▸ GIVEN PROBLEM: Put the lines below into a numbered list, leaving out any blank lines and any pictures.

▸ SUPPLIED RECORDS:
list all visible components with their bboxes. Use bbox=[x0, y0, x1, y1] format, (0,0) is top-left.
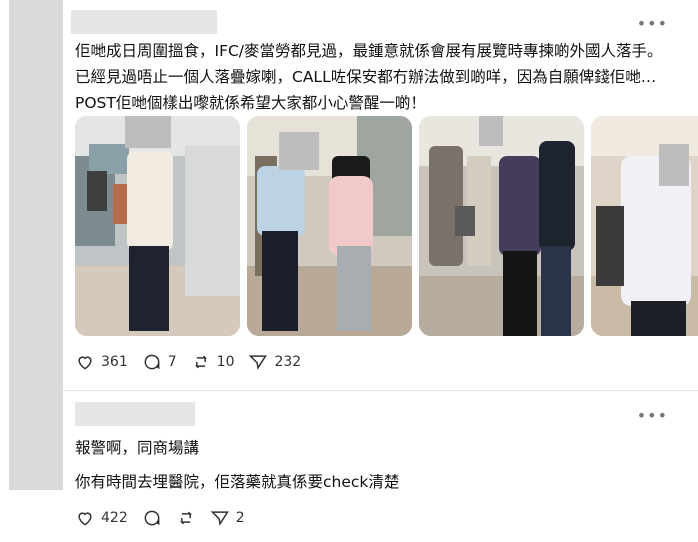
reply-username-redacted bbox=[75, 402, 195, 426]
share-count: 232 bbox=[274, 354, 302, 370]
photo-3-image bbox=[419, 116, 584, 336]
post: ••• 佢哋成日周圍搵食，IFC/麥當勞都見過，最鍾意就係會展有展覽時專揀啲外國… bbox=[63, 0, 698, 390]
reply-more-icon[interactable]: ••• bbox=[637, 406, 668, 425]
photo-1[interactable] bbox=[75, 116, 240, 336]
like-count: 361 bbox=[101, 354, 128, 370]
post-actions: 361 7 10 232 bbox=[75, 352, 301, 372]
reply-share-button[interactable]: 2 bbox=[210, 508, 245, 528]
reply-share-count: 2 bbox=[235, 510, 245, 526]
username-redacted bbox=[71, 10, 217, 34]
divider bbox=[63, 390, 698, 391]
repost-icon bbox=[179, 511, 192, 525]
comment-button[interactable]: 7 bbox=[142, 352, 177, 372]
reply: ••• 報警啊，同商場講 你有時間去埋醫院，佢落藥就真係要check清楚 422… bbox=[63, 392, 698, 542]
reply-like-button[interactable]: 422 bbox=[75, 508, 128, 528]
repost-count: 10 bbox=[216, 354, 235, 370]
photo-4[interactable] bbox=[591, 116, 698, 336]
like-button[interactable]: 361 bbox=[75, 352, 128, 372]
share-icon bbox=[210, 511, 229, 526]
repost-button[interactable]: 10 bbox=[191, 352, 235, 372]
share-icon bbox=[249, 355, 268, 370]
heart-icon bbox=[78, 356, 92, 370]
repost-icon bbox=[194, 355, 207, 369]
photo-2[interactable] bbox=[247, 116, 412, 336]
reply-line-1: 報警啊，同商場講 bbox=[75, 439, 200, 457]
photo-2-image bbox=[247, 116, 412, 336]
comment-icon bbox=[144, 510, 160, 526]
photo-carousel[interactable] bbox=[75, 116, 698, 336]
reply-actions: 422 2 bbox=[75, 508, 245, 528]
reply-line-2: 你有時間去埋醫院，佢落藥就真係要check清楚 bbox=[75, 473, 400, 491]
photo-1-image bbox=[75, 116, 240, 336]
reply-repost-button[interactable] bbox=[176, 508, 196, 528]
share-button[interactable]: 232 bbox=[248, 352, 301, 372]
photo-3[interactable] bbox=[419, 116, 584, 336]
heart-icon bbox=[78, 512, 92, 526]
reply-like-count: 422 bbox=[101, 510, 128, 526]
post-text: 佢哋成日周圍搵食，IFC/麥當勞都見過，最鍾意就係會展有展覽時專揀啲外國人落手。… bbox=[75, 42, 663, 112]
comment-count: 7 bbox=[167, 354, 177, 370]
more-icon[interactable]: ••• bbox=[637, 14, 668, 33]
photo-4-image bbox=[591, 116, 698, 336]
left-rail bbox=[9, 0, 63, 490]
reply-comment-button[interactable] bbox=[142, 508, 162, 528]
comment-icon bbox=[144, 354, 160, 370]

▸ EXERCISE RESULT:
1. list all visible components with their bboxes. Use bbox=[x0, y0, x1, y1] format, (0,0) is top-left.
2. reply-username-redacted bbox=[75, 402, 195, 426]
3. share-count: 232 bbox=[274, 354, 302, 370]
4. photo-3-image bbox=[419, 116, 584, 336]
5. post: ••• 佢哋成日周圍搵食，IFC/麥當勞都見過，最鍾意就係會展有展覽時專揀啲外國… bbox=[63, 0, 698, 390]
6. reply-more-icon[interactable]: ••• bbox=[637, 406, 668, 425]
7. photo-1[interactable] bbox=[75, 116, 240, 336]
8. like-count: 361 bbox=[101, 354, 128, 370]
9. post-actions: 361 7 10 232 bbox=[75, 352, 301, 372]
10. reply-share-button[interactable]: 2 bbox=[210, 508, 245, 528]
11. reply-share-count: 2 bbox=[235, 510, 245, 526]
12. username-redacted bbox=[71, 10, 217, 34]
13. divider bbox=[63, 390, 698, 391]
14. repost-icon bbox=[179, 511, 192, 525]
15. comment-button[interactable]: 7 bbox=[142, 352, 177, 372]
16. reply: ••• 報警啊，同商場講 你有時間去埋醫院，佢落藥就真係要check清楚 422… bbox=[63, 392, 698, 542]
17. reply-like-button[interactable]: 422 bbox=[75, 508, 128, 528]
18. repost-count: 10 bbox=[216, 354, 235, 370]
19. photo-4[interactable] bbox=[591, 116, 698, 336]
20. like-button[interactable]: 361 bbox=[75, 352, 128, 372]
21. share-icon bbox=[210, 511, 229, 526]
22. repost-button[interactable]: 10 bbox=[191, 352, 235, 372]
23. share-icon bbox=[249, 355, 268, 370]
24. heart-icon bbox=[78, 356, 92, 370]
25. repost-icon bbox=[194, 355, 207, 369]
26. photo-2[interactable] bbox=[247, 116, 412, 336]
27. reply-line-1: 報警啊，同商場講 bbox=[75, 439, 200, 457]
28. photo-2-image bbox=[247, 116, 412, 336]
29. comment-icon bbox=[144, 510, 160, 526]
30. photo-carousel[interactable] bbox=[75, 116, 698, 336]
31. reply-actions: 422 2 bbox=[75, 508, 245, 528]
32. reply-line-2: 你有時間去埋醫院，佢落藥就真係要check清楚 bbox=[75, 473, 400, 491]
33. photo-1-image bbox=[75, 116, 240, 336]
34. reply-repost-button[interactable] bbox=[176, 508, 196, 528]
35. share-button[interactable]: 232 bbox=[248, 352, 301, 372]
36. photo-3[interactable] bbox=[419, 116, 584, 336]
37. heart-icon bbox=[78, 512, 92, 526]
38. reply-like-count: 422 bbox=[101, 510, 128, 526]
39. post-text: 佢哋成日周圍搵食，IFC/麥當勞都見過，最鍾意就係會展有展覽時專揀啲外國人落手。… bbox=[75, 42, 663, 112]
40. comment-count: 7 bbox=[167, 354, 177, 370]
41. more-icon[interactable]: ••• bbox=[637, 14, 668, 33]
42. photo-4-image bbox=[591, 116, 698, 336]
43. left-rail bbox=[9, 0, 63, 490]
44. reply-comment-button[interactable] bbox=[142, 508, 162, 528]
45. comment-icon bbox=[144, 354, 160, 370]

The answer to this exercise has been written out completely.